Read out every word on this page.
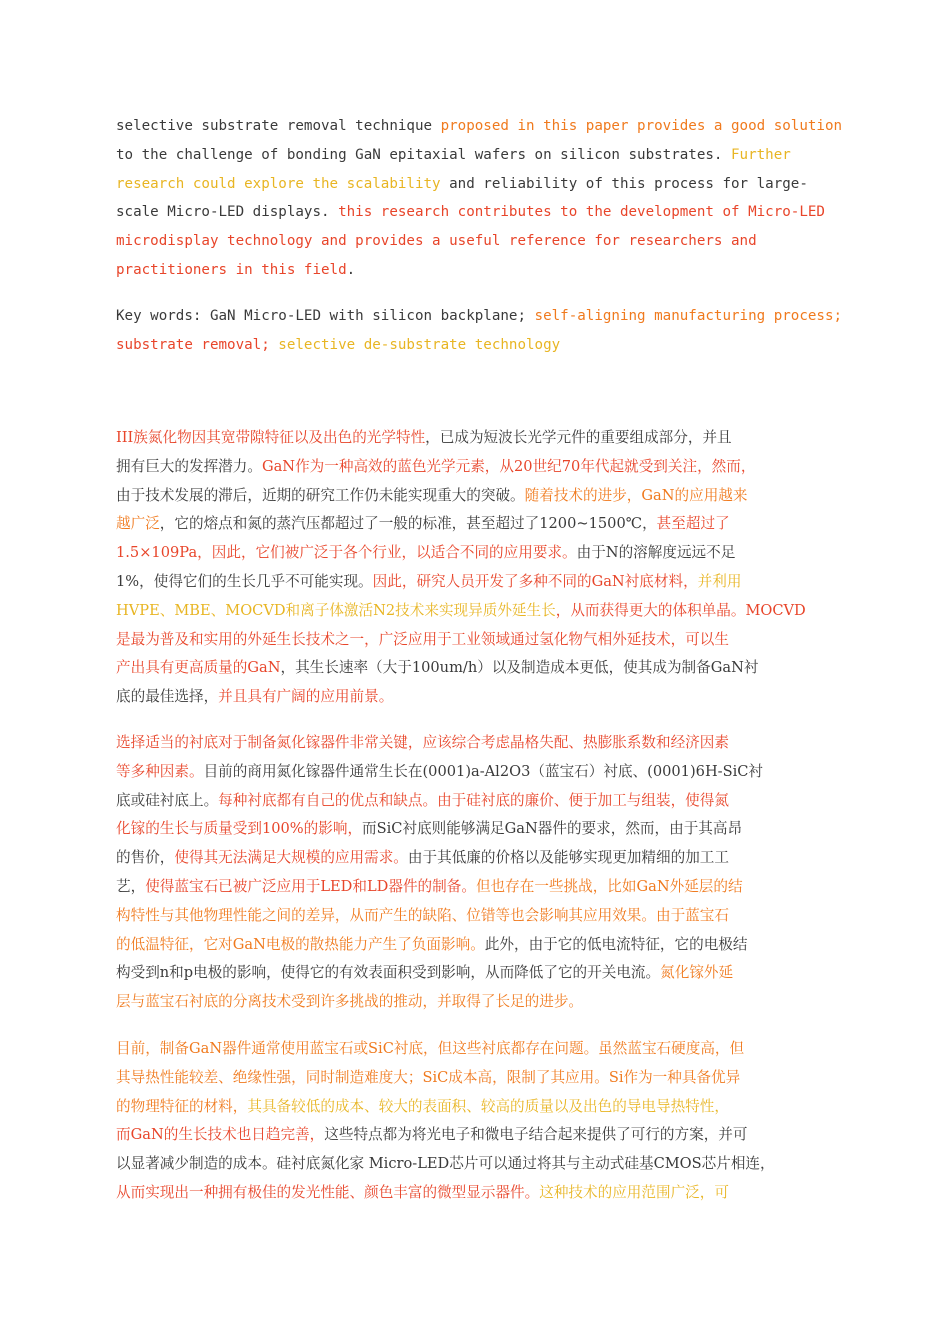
selective substrate removal technique proposed in this paper provides a good solution
to the challenge of bonding GaN epitaxial wafers on silicon substrates. Further
research could explore the scalability and reliability of this process for large-
scale Micro-LED displays. this research contributes to the development of Micro-LED
microdisplay technology and provides a useful reference for researchers and
practitioners in this field.
Key words: GaN Micro-LED with silicon backplane; self-aligning manufacturing process;
substrate removal; selective de-substrate technology
III族氮化物因其宽带隙特征以及出色的光学特性，已成为短波长光学元件的重要组成部分，并且
拥有巨大的发挥潜力。GaN作为一种高效的蓝色光学元素，从20世纪70年代起就受到关注，然而，
由于技术发展的滞后，近期的研究工作仍未能实现重大的突破。随着技术的进步，GaN的应用越来
越广泛，它的熔点和氮的蒸汽压都超过了一般的标准，甚至超过了1200~1500℃，甚至超过了
1.5×109Pa，因此，它们被广泛于各个行业，以适合不同的应用要求。由于N的溶解度远远不足
1%，使得它们的生长几乎不可能实现。因此，研究人员开发了多种不同的GaN衬底材料，并利用
HVPE、MBE、MOCVD和离子体激活N2技术来实现异质外延生长，从而获得更大的体积单晶。MOCVD
是最为普及和实用的外延生长技术之一，广泛应用于工业领域通过氢化物气相外延技术，可以生
产出具有更高质量的GaN，其生长速率（大于100um/h）以及制造成本更低，使其成为制备GaN衬
底的最佳选择，并且具有广阔的应用前景。
选择适当的衬底对于制备氮化镓器件非常关键，应该综合考虑晶格失配、热膨胀系数和经济因素
等多种因素。目前的商用氮化镓器件通常生长在(0001)a-Al2O3（蓝宝石）衬底、(0001)6H-SiC衬
底或硅衬底上。每种衬底都有自己的优点和缺点。由于硅衬底的廉价、便于加工与组装，使得氮
化镓的生长与质量受到100%的影响，而SiC衬底则能够满足GaN器件的要求，然而，由于其高昂
的售价，使得其无法满足大规模的应用需求。由于其低廉的价格以及能够实现更加精细的加工工
艺，使得蓝宝石已被广泛应用于LED和LD器件的制备。但也存在一些挑战，比如GaN外延层的结
构特性与其他物理性能之间的差异，从而产生的缺陷、位错等也会影响其应用效果。由于蓝宝石
的低温特征，它对GaN电极的散热能力产生了负面影响。此外，由于它的低电流特征，它的电极结
构受到n和p电极的影响，使得它的有效表面积受到影响，从而降低了它的开关电流。氮化镓外延
层与蓝宝石衬底的分离技术受到许多挑战的推动，并取得了长足的进步。
目前，制备GaN器件通常使用蓝宝石或SiC衬底，但这些衬底都存在问题。虽然蓝宝石硬度高，但
其导热性能较差、绝缘性强，同时制造难度大；SiC成本高，限制了其应用。Si作为一种具备优异
的物理特征的材料，其具备较低的成本、较大的表面积、较高的质量以及出色的导电导热特性，
而GaN的生长技术也日趋完善，这些特点都为将光电子和微电子结合起来提供了可行的方案，并可
以显著减少制造的成本。硅衬底氮化家 Micro-LED芯片可以通过将其与主动式硅基CMOS芯片相连，
从而实现出一种拥有极佳的发光性能、颜色丰富的微型显示器件。这种技术的应用范围广泛，可
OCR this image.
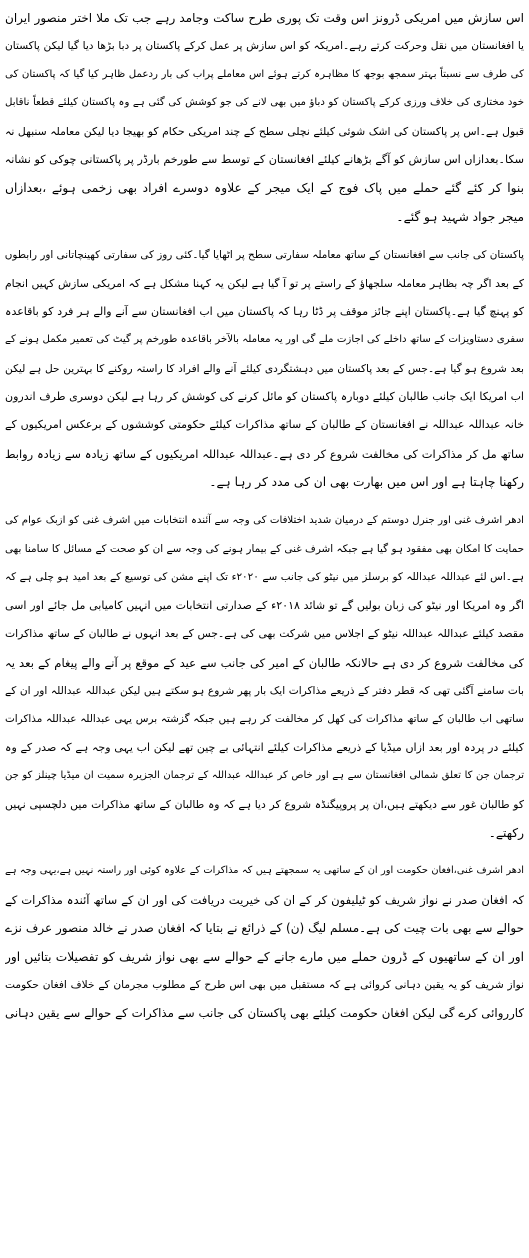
اس سازش میں امریکی ڈرونز اس وقت تک پوری طرح ساکت وجامد رہے جب تک ملا اختر منصور ایران
یا افغانستان میں نقل وحرکت کرتے رہے۔امریکہ کو اس سازش پر عمل کرکے پاکستان پر دبا بڑھا دیا گیا لیکن پاکستان
کی طرف سے نسبتاً بہتر سمجھ بوجھ کا مظاہرہ کرتے ہوئے اس معاملے پراب کی بار ردعمل ظاہر کیا گیا کہ پاکستان کی
خود مختاری کی خلاف ورزی کرکے پاکستان کو دباؤ میں بھی لانے کی جو کوشش کی گئی ہے وہ پاکستان کیلئے قطعاً ناقابل
قبول ہے۔اس پر پاکستان کی اشک شوئی کیلئے نچلی سطح کے چند امریکی حکام کو بھیجا دیا لیکن معاملہ سنبھل نہ
سکا۔بعدازاں اس سازش کو آگے بڑھانے کیلئے افغانستان کے توسط سے طورخم بارڈر پر پاکستانی چوکی کو نشانہ
بنوا کر کئے گئے حملے میں پاک فوج کے ایک میجر کے علاوہ دوسرے افراد بھی زخمی ہوئے ،بعدازاں
میجر جواد شہید ہو گئے۔
پاکستان کی جانب سے افغانستان کے ساتھ معاملہ سفارتی سطح پر اٹھایا گیا۔کئی روز کی سفارتی کھینچاتانی اور رابطوں
کے بعد اگر چہ بظاہر معاملہ سلجھاؤ کے راستے پر تو آ گیا ہے لیکن یہ کہنا مشکل ہے کہ امریکی سازش کہیں انجام
کو پہنچ گیا ہے۔پاکستان اپنے جائز موقف پر ڈٹا رہا کہ پاکستان میں اب افغانستان سے آنے والے ہر فرد کو باقاعدہ
سفری دستاویزات کے ساتھ داخلے کی اجازت ملے گی اور یہ معاملہ بالآخر باقاعدہ طورخم پر گیٹ کی تعمیر مکمل ہونے کے
بعد شروع ہو گیا ہے۔جس کے بعد پاکستان میں دہشتگردی کیلئے آنے والے افراد کا راستہ روکنے کا بہترین حل ہے لیکن
اب امریکا ایک جانب طالبان کیلئے دوبارہ پاکستان کو مائل کرنے کی کوشش کر رہا ہے لیکن دوسری طرف اندرون
خانہ عبداللہ عبداللہ نے افغانستان کے طالبان کے ساتھ مذاکرات کیلئے حکومتی کوششوں کے برعکس امریکیوں کے
ساتھ مل کر مذاکرات کی مخالفت شروع کر دی ہے۔عبداللہ عبداللہ امریکیوں کے ساتھ زیادہ سے زیادہ روابط
رکھنا چاہتا ہے اور اس میں بھارت بھی ان کی مدد کر رہا ہے۔
ادھر اشرف غنی اور جنرل دوستم کے درمیان شدید اختلافات کی وجہ سے آئندہ انتخابات میں اشرف غنی کو ازبک عوام کی
حمایت کا امکان بھی مفقود ہو گیا ہے جبکہ اشرف غنی کے بیمار ہونے کی وجہ سے ان کو صحت کے مسائل کا سامنا بھی
ہے۔اس لئے عبداللہ عبداللہ کو برسلز میں نیٹو کی جانب سے ۲۰۲۰ء تک اپنے مشن کی توسیع کے بعد امید ہو چلی ہے کہ
اگر وہ امریکا اور نیٹو کی زبان بولیں گے تو شائد ۲۰۱۸ء کے صدارتی انتخابات میں انہیں کامیابی مل جائے اور اسی
مقصد کیلئے عبداللہ عبداللہ نیٹو کے اجلاس میں شرکت بھی کی ہے۔جس کے بعد انہوں نے طالبان کے ساتھ مذاکرات
کی مخالفت شروع کر دی ہے حالانکہ طالبان کے امیر کی جانب سے عید کے موقع پر آنے والے پیغام کے بعد یہ
بات سامنے آگئی تھی کہ قطر دفتر کے ذریعے مذاکرات ایک بار پھر شروع ہو سکتے ہیں لیکن عبداللہ عبداللہ اور ان کے
ساتھی اب طالبان کے ساتھ مذاکرات کی کھل کر مخالفت کر رہے ہیں جبکہ گزشتہ برس یہی عبداللہ عبداللہ مذاکرات
کیلئے در پردہ اور بعد ازاں میڈیا کے ذریعے مذاکرات کیلئے انتہائی بے چین تھے لیکن اب یہی وجہ ہے کہ صدر کے وہ
ترجمان جن کا تعلق شمالی افغانستان سے ہے اور خاص کر عبداللہ عبداللہ کے ترجمان الجزیرہ سمیت ان میڈیا چینلز کو جن
کو طالبان غور سے دیکھتے ہیں،ان پر پروپیگنڈہ شروع کر دیا ہے کہ وہ طالبان کے ساتھ مذاکرات میں دلچسپی نہیں
رکھتے۔
ادھر اشرف غنی،افغان حکومت اور ان کے ساتھی یہ سمجھتے ہیں کہ مذاکرات کے علاوہ کوئی اور راستہ نہیں ہے،یہی وجہ ہے
کہ افغان صدر نے نواز شریف کو ٹیلیفون کر کے ان کی خیریت دریافت کی اور ان کے ساتھ آئندہ مذاکرات کے
حوالے سے بھی بات چیت کی ہے۔مسلم لیگ (ن) کے ذرائع نے بتایا کہ افغان صدر نے خالد منصور عرف نزے
اور ان کے ساتھیوں کے ڈرون حملے میں مارے جانے کے حوالے سے بھی نواز شریف کو تفصیلات بتائیں اور
نواز شریف کو یہ یقین دہانی کروائی ہے کہ مستقبل میں بھی اس طرح کے مطلوب مجرمان کے خلاف افغان حکومت
کارروائی کرے گی لیکن افغان حکومت کیلئے بھی پاکستان کی جانب سے مذاکرات کے حوالے سے یقین دہانی
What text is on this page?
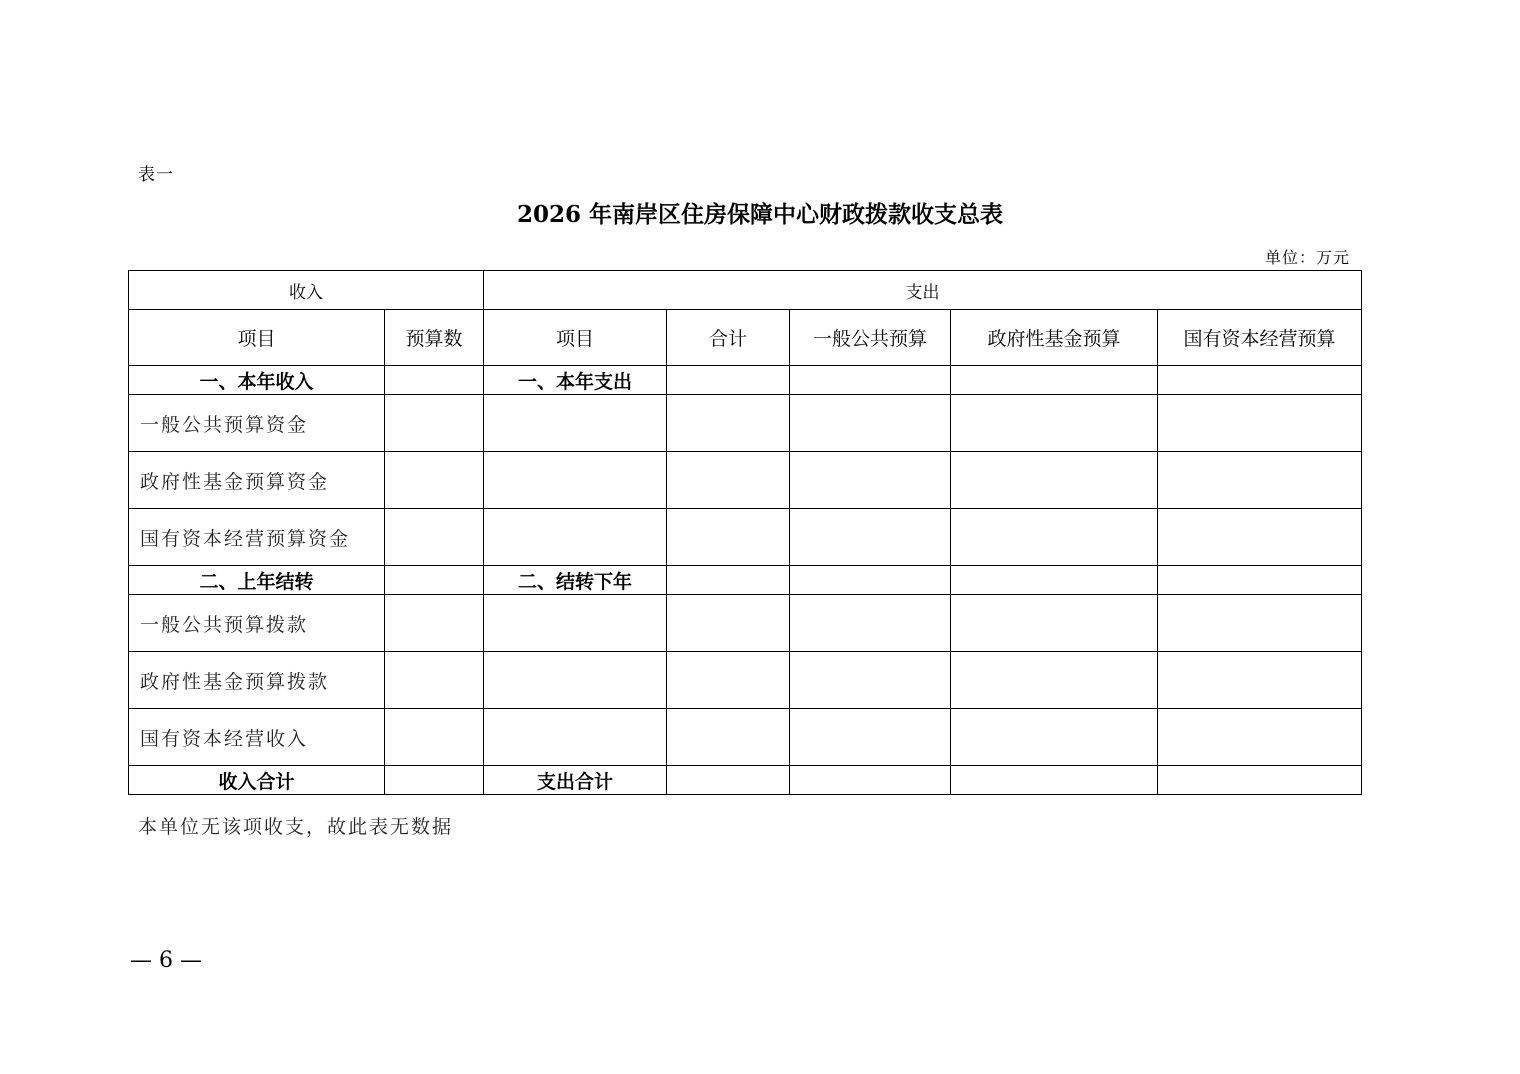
表一
2026 年南岸区住房保障中心财政拨款收支总表
单位：万元
收入		支出				
项目	预算数	项目	合计	一般公共预算	政府性基金预算	国有资本经营预算
一、本年收入		一、本年支出				
一般公共预算资金						
政府性基金预算资金						
国有资本经营预算资金						
二、上年结转		二、结转下年				
一般公共预算拨款						
政府性基金预算拨款						
国有资本经营收入						
收入合计		支出合计				
本单位无该项收支，故此表无数据
— 6 —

▶ _Aim of the task_
Show every line in the entries where the string "ادھر" occurs.

▶ _Answer to this exercise_
ادھر اشرف غنی اور جنرل دوستم کے درمیان شدید اختلافات کی وجہ سے آئندہ انتخابات میں اشرف غنی کو ازبک عوام کی
ادھر اشرف غنی،افغان حکومت اور ان کے ساتھی یہ سمجھتے ہیں کہ مذاکرات کے علاوہ کوئی اور راستہ نہیں ہے،یہی وجہ ہے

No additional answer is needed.